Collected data
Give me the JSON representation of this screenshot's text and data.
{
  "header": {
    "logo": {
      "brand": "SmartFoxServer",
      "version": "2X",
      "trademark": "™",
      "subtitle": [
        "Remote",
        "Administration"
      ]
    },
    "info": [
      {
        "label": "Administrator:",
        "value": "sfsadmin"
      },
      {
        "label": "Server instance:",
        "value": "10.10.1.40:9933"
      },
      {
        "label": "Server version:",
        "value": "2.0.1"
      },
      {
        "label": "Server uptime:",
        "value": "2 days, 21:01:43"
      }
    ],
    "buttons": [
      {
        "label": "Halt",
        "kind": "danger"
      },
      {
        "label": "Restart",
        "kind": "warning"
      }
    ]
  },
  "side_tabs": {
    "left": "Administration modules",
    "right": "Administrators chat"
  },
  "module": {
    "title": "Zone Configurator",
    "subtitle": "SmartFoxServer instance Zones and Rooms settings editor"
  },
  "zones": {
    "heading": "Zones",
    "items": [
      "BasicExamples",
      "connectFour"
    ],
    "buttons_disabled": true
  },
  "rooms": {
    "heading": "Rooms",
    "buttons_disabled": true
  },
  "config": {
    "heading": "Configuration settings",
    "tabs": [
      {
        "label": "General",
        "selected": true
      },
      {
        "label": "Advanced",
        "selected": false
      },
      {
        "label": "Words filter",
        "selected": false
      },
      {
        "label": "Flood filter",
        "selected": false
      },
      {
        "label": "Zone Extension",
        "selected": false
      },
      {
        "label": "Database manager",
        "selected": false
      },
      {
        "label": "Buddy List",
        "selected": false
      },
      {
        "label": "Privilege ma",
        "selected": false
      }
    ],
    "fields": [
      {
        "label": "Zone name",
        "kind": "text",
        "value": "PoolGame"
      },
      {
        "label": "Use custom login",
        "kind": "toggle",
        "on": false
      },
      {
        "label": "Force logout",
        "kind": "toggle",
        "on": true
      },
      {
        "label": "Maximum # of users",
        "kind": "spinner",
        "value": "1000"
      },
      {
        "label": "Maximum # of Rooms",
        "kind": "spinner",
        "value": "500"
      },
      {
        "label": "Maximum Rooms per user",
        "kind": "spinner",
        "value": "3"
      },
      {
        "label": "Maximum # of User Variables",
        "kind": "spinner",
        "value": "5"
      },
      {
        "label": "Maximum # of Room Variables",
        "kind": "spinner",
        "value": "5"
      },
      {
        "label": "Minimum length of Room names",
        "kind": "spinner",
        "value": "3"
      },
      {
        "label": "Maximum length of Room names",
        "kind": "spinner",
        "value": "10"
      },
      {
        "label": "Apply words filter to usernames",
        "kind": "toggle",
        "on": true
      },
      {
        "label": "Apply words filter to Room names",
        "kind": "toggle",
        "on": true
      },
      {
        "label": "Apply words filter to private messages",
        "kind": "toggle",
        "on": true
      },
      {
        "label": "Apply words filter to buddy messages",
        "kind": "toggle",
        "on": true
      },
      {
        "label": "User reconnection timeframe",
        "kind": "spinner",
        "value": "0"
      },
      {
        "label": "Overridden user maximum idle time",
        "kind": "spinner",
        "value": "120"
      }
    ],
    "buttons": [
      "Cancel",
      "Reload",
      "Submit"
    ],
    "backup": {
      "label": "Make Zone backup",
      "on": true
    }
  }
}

◆ **Stated exercise**
Return each line of the records above exactly as it reads.

◆ **Exercise output**
Give me the JSON representation of this screenshot's text and data.
{
  "header": {
    "logo": {
      "brand": "SmartFoxServer",
      "version": "2X",
      "trademark": "™",
      "subtitle": [
        "Remote",
        "Administration"
      ]
    },
    "info": [
      {
        "label": "Administrator:",
        "value": "sfsadmin"
      },
      {
        "label": "Server instance:",
        "value": "10.10.1.40:9933"
      },
      {
        "label": "Server version:",
        "value": "2.0.1"
      },
      {
        "label": "Server uptime:",
        "value": "2 days, 21:01:43"
      }
    ],
    "buttons": [
      {
        "label": "Halt",
        "kind": "danger"
      },
      {
        "label": "Restart",
        "kind": "warning"
      }
    ]
  },
  "side_tabs": {
    "left": "Administration modules",
    "right": "Administrators chat"
  },
  "module": {
    "title": "Zone Configurator",
    "subtitle": "SmartFoxServer instance Zones and Rooms settings editor"
  },
  "zones": {
    "heading": "Zones",
    "items": [
      "BasicExamples",
      "connectFour"
    ],
    "buttons_disabled": true
  },
  "rooms": {
    "heading": "Rooms",
    "buttons_disabled": true
  },
  "config": {
    "heading": "Configuration settings",
    "tabs": [
      {
        "label": "General",
        "selected": true
      },
      {
        "label": "Advanced",
        "selected": false
      },
      {
        "label": "Words filter",
        "selected": false
      },
      {
        "label": "Flood filter",
        "selected": false
      },
      {
        "label": "Zone Extension",
        "selected": false
      },
      {
        "label": "Database manager",
        "selected": false
      },
      {
        "label": "Buddy List",
        "selected": false
      },
      {
        "label": "Privilege ma",
        "selected": false
      }
    ],
    "fields": [
      {
        "label": "Zone name",
        "kind": "text",
        "value": "PoolGame"
      },
      {
        "label": "Use custom login",
        "kind": "toggle",
        "on": false
      },
      {
        "label": "Force logout",
        "kind": "toggle",
        "on": true
      },
      {
        "label": "Maximum # of users",
        "kind": "spinner",
        "value": "1000"
      },
      {
        "label": "Maximum # of Rooms",
        "kind": "spinner",
        "value": "500"
      },
      {
        "label": "Maximum Rooms per user",
        "kind": "spinner",
        "value": "3"
      },
      {
        "label": "Maximum # of User Variables",
        "kind": "spinner",
        "value": "5"
      },
      {
        "label": "Maximum # of Room Variables",
        "kind": "spinner",
        "value": "5"
      },
      {
        "label": "Minimum length of Room names",
        "kind": "spinner",
        "value": "3"
      },
      {
        "label": "Maximum length of Room names",
        "kind": "spinner",
        "value": "10"
      },
      {
        "label": "Apply words filter to usernames",
        "kind": "toggle",
        "on": true
      },
      {
        "label": "Apply words filter to Room names",
        "kind": "toggle",
        "on": true
      },
      {
        "label": "Apply words filter to private messages",
        "kind": "toggle",
        "on": true
      },
      {
        "label": "Apply words filter to buddy messages",
        "kind": "toggle",
        "on": true
      },
      {
        "label": "User reconnection timeframe",
        "kind": "spinner",
        "value": "0"
      },
      {
        "label": "Overridden user maximum idle time",
        "kind": "spinner",
        "value": "120"
      }
    ],
    "buttons": [
      "Cancel",
      "Reload",
      "Submit"
    ],
    "backup": {
      "label": "Make Zone backup",
      "on": true
    }
  }
}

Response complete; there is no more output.